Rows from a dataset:
## Begin
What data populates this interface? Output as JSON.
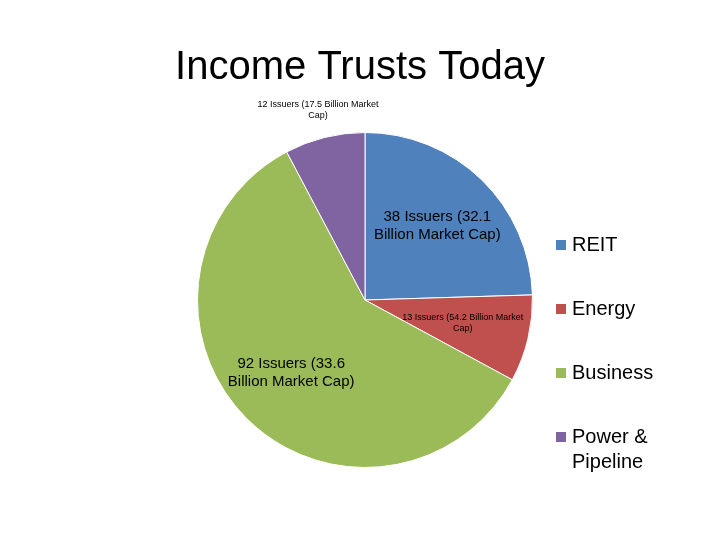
{
  "chart_data": {
    "type": "pie",
    "title": "Income Trusts Today",
    "categories": [
      "REIT",
      "Energy",
      "Business",
      "Power & Pipeline"
    ],
    "values": [
      38,
      13,
      92,
      12
    ],
    "value_labels": [
      "38 Issuers (32.1 Billion Market Cap)",
      "13 Issuers (54.2 Billion Market Cap)",
      "92 Issuers (33.6 Billion Market Cap)",
      "12 Issuers (17.5 Billion Market Cap)"
    ],
    "colors": [
      "#4f81bd",
      "#c0504d",
      "#9bbb59",
      "#8064a2"
    ],
    "data_labels": true,
    "legend": "right"
  }
}
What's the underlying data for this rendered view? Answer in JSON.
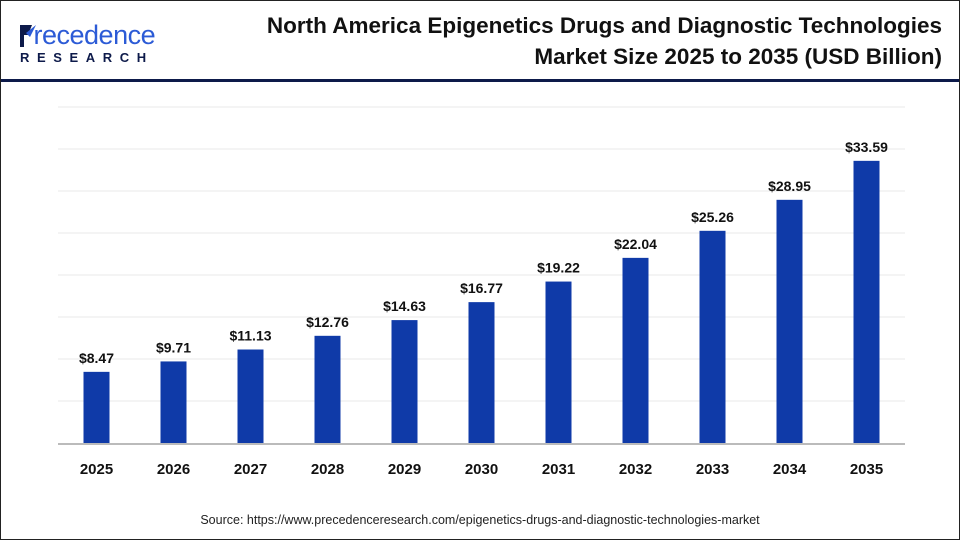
{
  "header": {
    "logo_text": "Precedence Research",
    "title_line1": "North America Epigenetics Drugs and Diagnostic Technologies",
    "title_line2": "Market Size 2025 to 2035 (USD Billion)"
  },
  "footer": {
    "source": "Source: https://www.precedenceresearch.com/epigenetics-drugs-and-diagnostic-technologies-market"
  },
  "colors": {
    "bar": "#0f3aa8",
    "header_line": "#0d1a4a",
    "grid": "#e8e8e8",
    "axis": "#bbbbbb"
  },
  "chart_data": {
    "type": "bar",
    "title": "North America Epigenetics Drugs and Diagnostic Technologies Market Size 2025 to 2035 (USD Billion)",
    "categories": [
      "2025",
      "2026",
      "2027",
      "2028",
      "2029",
      "2030",
      "2031",
      "2032",
      "2033",
      "2034",
      "2035"
    ],
    "values": [
      8.47,
      9.71,
      11.13,
      12.76,
      14.63,
      16.77,
      19.22,
      22.04,
      25.26,
      28.95,
      33.59
    ],
    "data_labels": [
      "$8.47",
      "$9.71",
      "$11.13",
      "$12.76",
      "$14.63",
      "$16.77",
      "$19.22",
      "$22.04",
      "$25.26",
      "$28.95",
      "$33.59"
    ],
    "xlabel": "",
    "ylabel": "",
    "ylim": [
      0,
      40
    ],
    "grid_step": 5,
    "grid": true,
    "y_tick_labels_shown": false
  }
}
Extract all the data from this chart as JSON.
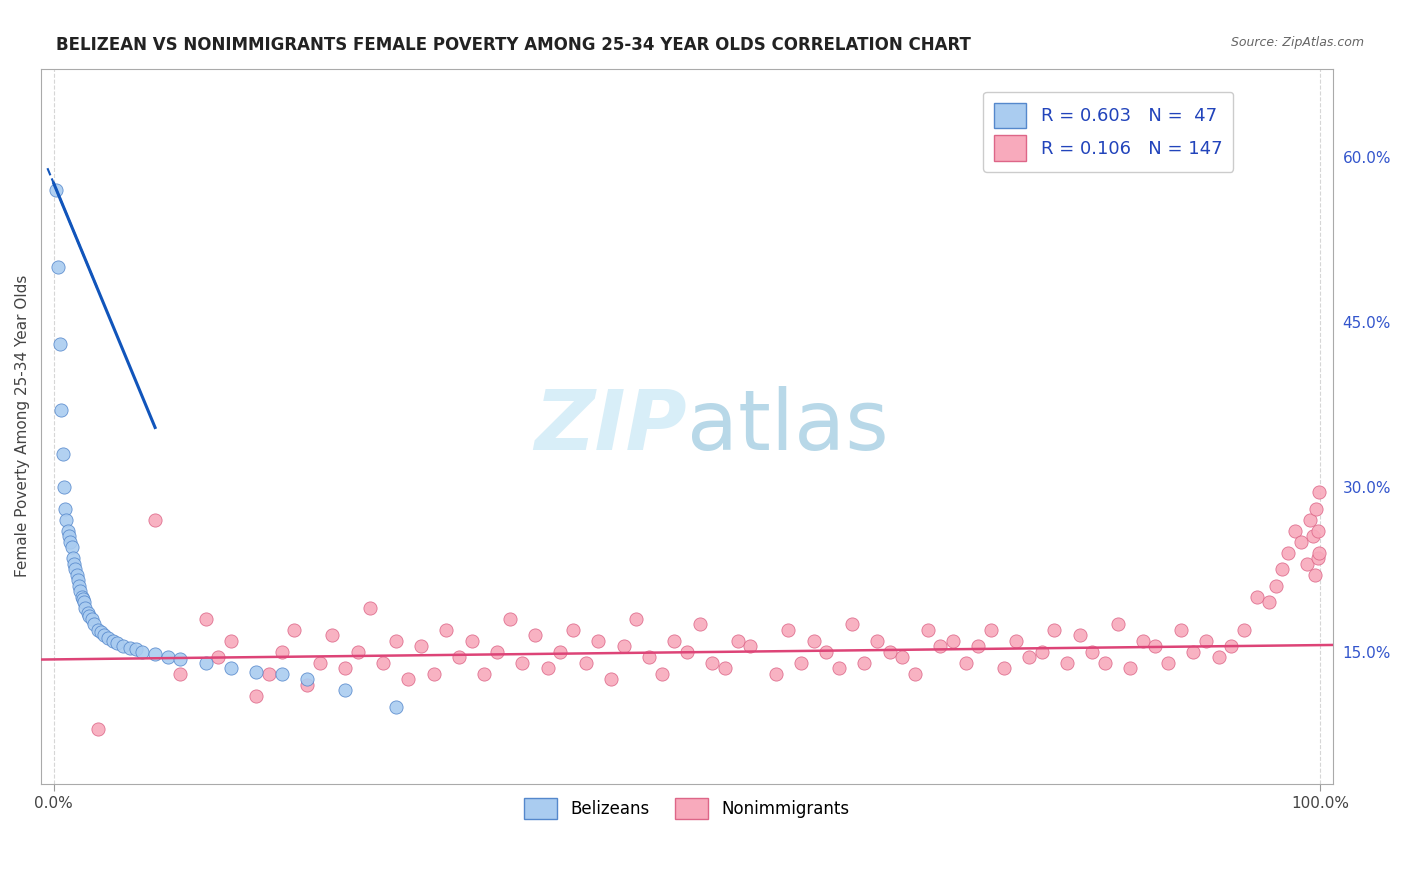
{
  "title": "BELIZEAN VS NONIMMIGRANTS FEMALE POVERTY AMONG 25-34 YEAR OLDS CORRELATION CHART",
  "source": "Source: ZipAtlas.com",
  "ylabel": "Female Poverty Among 25-34 Year Olds",
  "xlim": [
    -1,
    101
  ],
  "ylim": [
    3,
    68
  ],
  "y_ticks": [
    15,
    30,
    45,
    60
  ],
  "y_tick_labels": [
    "15.0%",
    "30.0%",
    "45.0%",
    "60.0%"
  ],
  "belizean_R": 0.603,
  "belizean_N": 47,
  "nonimm_R": 0.106,
  "nonimm_N": 147,
  "belizean_color": "#aaccf0",
  "belizean_edge": "#5588cc",
  "nonimm_color": "#f8aabc",
  "nonimm_edge": "#dd6688",
  "blue_line_color": "#1155bb",
  "pink_line_color": "#dd4477",
  "watermark_color": "#d8eef8",
  "background_color": "#ffffff",
  "grid_color": "#cccccc",
  "belizean_x": [
    0.2,
    0.3,
    0.5,
    0.6,
    0.7,
    0.8,
    0.9,
    1.0,
    1.1,
    1.2,
    1.3,
    1.4,
    1.5,
    1.6,
    1.7,
    1.8,
    1.9,
    2.0,
    2.1,
    2.2,
    2.3,
    2.4,
    2.5,
    2.7,
    2.8,
    3.0,
    3.2,
    3.5,
    3.7,
    4.0,
    4.3,
    4.7,
    5.0,
    5.5,
    6.0,
    6.5,
    7.0,
    8.0,
    9.0,
    10.0,
    12.0,
    14.0,
    16.0,
    18.0,
    20.0,
    23.0,
    27.0
  ],
  "belizean_y": [
    57.0,
    50.0,
    43.0,
    37.0,
    33.0,
    30.0,
    28.0,
    27.0,
    26.0,
    25.5,
    25.0,
    24.5,
    23.5,
    23.0,
    22.5,
    22.0,
    21.5,
    21.0,
    20.5,
    20.0,
    19.8,
    19.5,
    19.0,
    18.5,
    18.2,
    18.0,
    17.5,
    17.0,
    16.8,
    16.5,
    16.2,
    16.0,
    15.8,
    15.5,
    15.3,
    15.2,
    15.0,
    14.8,
    14.5,
    14.3,
    14.0,
    13.5,
    13.2,
    13.0,
    12.5,
    11.5,
    10.0
  ],
  "nonimm_x": [
    3.5,
    8.0,
    10.0,
    12.0,
    13.0,
    14.0,
    16.0,
    17.0,
    18.0,
    19.0,
    20.0,
    21.0,
    22.0,
    23.0,
    24.0,
    25.0,
    26.0,
    27.0,
    28.0,
    29.0,
    30.0,
    31.0,
    32.0,
    33.0,
    34.0,
    35.0,
    36.0,
    37.0,
    38.0,
    39.0,
    40.0,
    41.0,
    42.0,
    43.0,
    44.0,
    45.0,
    46.0,
    47.0,
    48.0,
    49.0,
    50.0,
    51.0,
    52.0,
    53.0,
    54.0,
    55.0,
    57.0,
    58.0,
    59.0,
    60.0,
    61.0,
    62.0,
    63.0,
    64.0,
    65.0,
    66.0,
    67.0,
    68.0,
    69.0,
    70.0,
    71.0,
    72.0,
    73.0,
    74.0,
    75.0,
    76.0,
    77.0,
    78.0,
    79.0,
    80.0,
    81.0,
    82.0,
    83.0,
    84.0,
    85.0,
    86.0,
    87.0,
    88.0,
    89.0,
    90.0,
    91.0,
    92.0,
    93.0,
    94.0,
    95.0,
    96.0,
    96.5,
    97.0,
    97.5,
    98.0,
    98.5,
    99.0,
    99.2,
    99.4,
    99.6,
    99.7,
    99.8,
    99.85,
    99.9,
    99.95
  ],
  "nonimm_y_extra": [
    8.0,
    27.0,
    13.0,
    18.0,
    14.5,
    16.0,
    11.0,
    13.0,
    15.0,
    17.0,
    12.0,
    14.0,
    16.5,
    13.5,
    15.0,
    19.0,
    14.0,
    16.0,
    12.5,
    15.5,
    13.0,
    17.0,
    14.5,
    16.0,
    13.0,
    15.0,
    18.0,
    14.0,
    16.5,
    13.5,
    15.0,
    17.0,
    14.0,
    16.0,
    12.5,
    15.5,
    18.0,
    14.5,
    13.0,
    16.0,
    15.0,
    17.5,
    14.0,
    13.5,
    16.0,
    15.5,
    13.0,
    17.0,
    14.0,
    16.0,
    15.0,
    13.5,
    17.5,
    14.0,
    16.0,
    15.0,
    14.5,
    13.0,
    17.0,
    15.5,
    16.0,
    14.0,
    15.5,
    17.0,
    13.5,
    16.0,
    14.5,
    15.0,
    17.0,
    14.0,
    16.5,
    15.0,
    14.0,
    17.5,
    13.5,
    16.0,
    15.5,
    14.0,
    17.0,
    15.0,
    16.0,
    14.5,
    15.5,
    17.0,
    20.0,
    19.5,
    21.0,
    22.5,
    24.0,
    26.0,
    25.0,
    23.0,
    27.0,
    25.5,
    22.0,
    28.0,
    23.5,
    26.0,
    29.5,
    24.0
  ],
  "nonimm_outlier_x": [
    99.8
  ],
  "nonimm_outlier_y": [
    30.0
  ]
}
## End
[Stated task]: Write out the whole listing exactly, and drop the pictures.

[Task solution]:
What data populates this interface? Output as JSON.
{
  "chart_data": {
    "type": "pie",
    "title": "Income Trusts Today",
    "categories": [
      "REIT",
      "Energy",
      "Business",
      "Power & Pipeline"
    ],
    "values": [
      38,
      13,
      92,
      12
    ],
    "value_labels": [
      "38 Issuers (32.1 Billion Market Cap)",
      "13 Issuers (54.2 Billion Market Cap)",
      "92 Issuers (33.6 Billion Market Cap)",
      "12 Issuers (17.5 Billion Market Cap)"
    ],
    "colors": [
      "#4f81bd",
      "#c0504d",
      "#9bbb59",
      "#8064a2"
    ],
    "data_labels": true,
    "legend": "right"
  }
}
What's the underlying data for this rendered view? Answer in JSON.
{
  "header": {
    "logo_text": "Precedence Research",
    "title_line1": "North America Epigenetics Drugs and Diagnostic Technologies",
    "title_line2": "Market Size 2025 to 2035 (USD Billion)"
  },
  "footer": {
    "source": "Source: https://www.precedenceresearch.com/epigenetics-drugs-and-diagnostic-technologies-market"
  },
  "colors": {
    "bar": "#0f3aa8",
    "header_line": "#0d1a4a",
    "grid": "#e8e8e8",
    "axis": "#bbbbbb"
  },
  "chart_data": {
    "type": "bar",
    "title": "North America Epigenetics Drugs and Diagnostic Technologies Market Size 2025 to 2035 (USD Billion)",
    "categories": [
      "2025",
      "2026",
      "2027",
      "2028",
      "2029",
      "2030",
      "2031",
      "2032",
      "2033",
      "2034",
      "2035"
    ],
    "values": [
      8.47,
      9.71,
      11.13,
      12.76,
      14.63,
      16.77,
      19.22,
      22.04,
      25.26,
      28.95,
      33.59
    ],
    "data_labels": [
      "$8.47",
      "$9.71",
      "$11.13",
      "$12.76",
      "$14.63",
      "$16.77",
      "$19.22",
      "$22.04",
      "$25.26",
      "$28.95",
      "$33.59"
    ],
    "xlabel": "",
    "ylabel": "",
    "ylim": [
      0,
      40
    ],
    "grid_step": 5,
    "grid": true,
    "y_tick_labels_shown": false
  }
}
Extract all the data from this chart as JSON.
{
  "title": "BELIZEAN VS NONIMMIGRANTS FEMALE POVERTY AMONG 25-34 YEAR OLDS CORRELATION CHART",
  "source": "Source: ZipAtlas.com",
  "ylabel": "Female Poverty Among 25-34 Year Olds",
  "xlim": [
    -1,
    101
  ],
  "ylim": [
    3,
    68
  ],
  "y_ticks": [
    15,
    30,
    45,
    60
  ],
  "y_tick_labels": [
    "15.0%",
    "30.0%",
    "45.0%",
    "60.0%"
  ],
  "belizean_R": 0.603,
  "belizean_N": 47,
  "nonimm_R": 0.106,
  "nonimm_N": 147,
  "belizean_color": "#aaccf0",
  "belizean_edge": "#5588cc",
  "nonimm_color": "#f8aabc",
  "nonimm_edge": "#dd6688",
  "blue_line_color": "#1155bb",
  "pink_line_color": "#dd4477",
  "watermark_color": "#d8eef8",
  "background_color": "#ffffff",
  "grid_color": "#cccccc",
  "belizean_x": [
    0.2,
    0.3,
    0.5,
    0.6,
    0.7,
    0.8,
    0.9,
    1.0,
    1.1,
    1.2,
    1.3,
    1.4,
    1.5,
    1.6,
    1.7,
    1.8,
    1.9,
    2.0,
    2.1,
    2.2,
    2.3,
    2.4,
    2.5,
    2.7,
    2.8,
    3.0,
    3.2,
    3.5,
    3.7,
    4.0,
    4.3,
    4.7,
    5.0,
    5.5,
    6.0,
    6.5,
    7.0,
    8.0,
    9.0,
    10.0,
    12.0,
    14.0,
    16.0,
    18.0,
    20.0,
    23.0,
    27.0
  ],
  "belizean_y": [
    57.0,
    50.0,
    43.0,
    37.0,
    33.0,
    30.0,
    28.0,
    27.0,
    26.0,
    25.5,
    25.0,
    24.5,
    23.5,
    23.0,
    22.5,
    22.0,
    21.5,
    21.0,
    20.5,
    20.0,
    19.8,
    19.5,
    19.0,
    18.5,
    18.2,
    18.0,
    17.5,
    17.0,
    16.8,
    16.5,
    16.2,
    16.0,
    15.8,
    15.5,
    15.3,
    15.2,
    15.0,
    14.8,
    14.5,
    14.3,
    14.0,
    13.5,
    13.2,
    13.0,
    12.5,
    11.5,
    10.0
  ],
  "nonimm_x": [
    3.5,
    8.0,
    10.0,
    12.0,
    13.0,
    14.0,
    16.0,
    17.0,
    18.0,
    19.0,
    20.0,
    21.0,
    22.0,
    23.0,
    24.0,
    25.0,
    26.0,
    27.0,
    28.0,
    29.0,
    30.0,
    31.0,
    32.0,
    33.0,
    34.0,
    35.0,
    36.0,
    37.0,
    38.0,
    39.0,
    40.0,
    41.0,
    42.0,
    43.0,
    44.0,
    45.0,
    46.0,
    47.0,
    48.0,
    49.0,
    50.0,
    51.0,
    52.0,
    53.0,
    54.0,
    55.0,
    57.0,
    58.0,
    59.0,
    60.0,
    61.0,
    62.0,
    63.0,
    64.0,
    65.0,
    66.0,
    67.0,
    68.0,
    69.0,
    70.0,
    71.0,
    72.0,
    73.0,
    74.0,
    75.0,
    76.0,
    77.0,
    78.0,
    79.0,
    80.0,
    81.0,
    82.0,
    83.0,
    84.0,
    85.0,
    86.0,
    87.0,
    88.0,
    89.0,
    90.0,
    91.0,
    92.0,
    93.0,
    94.0,
    95.0,
    96.0,
    96.5,
    97.0,
    97.5,
    98.0,
    98.5,
    99.0,
    99.2,
    99.4,
    99.6,
    99.7,
    99.8,
    99.85,
    99.9,
    99.95
  ],
  "nonimm_y_extra": [
    8.0,
    27.0,
    13.0,
    18.0,
    14.5,
    16.0,
    11.0,
    13.0,
    15.0,
    17.0,
    12.0,
    14.0,
    16.5,
    13.5,
    15.0,
    19.0,
    14.0,
    16.0,
    12.5,
    15.5,
    13.0,
    17.0,
    14.5,
    16.0,
    13.0,
    15.0,
    18.0,
    14.0,
    16.5,
    13.5,
    15.0,
    17.0,
    14.0,
    16.0,
    12.5,
    15.5,
    18.0,
    14.5,
    13.0,
    16.0,
    15.0,
    17.5,
    14.0,
    13.5,
    16.0,
    15.5,
    13.0,
    17.0,
    14.0,
    16.0,
    15.0,
    13.5,
    17.5,
    14.0,
    16.0,
    15.0,
    14.5,
    13.0,
    17.0,
    15.5,
    16.0,
    14.0,
    15.5,
    17.0,
    13.5,
    16.0,
    14.5,
    15.0,
    17.0,
    14.0,
    16.5,
    15.0,
    14.0,
    17.5,
    13.5,
    16.0,
    15.5,
    14.0,
    17.0,
    15.0,
    16.0,
    14.5,
    15.5,
    17.0,
    20.0,
    19.5,
    21.0,
    22.5,
    24.0,
    26.0,
    25.0,
    23.0,
    27.0,
    25.5,
    22.0,
    28.0,
    23.5,
    26.0,
    29.5,
    24.0
  ],
  "nonimm_outlier_x": [
    99.8
  ],
  "nonimm_outlier_y": [
    30.0
  ]
}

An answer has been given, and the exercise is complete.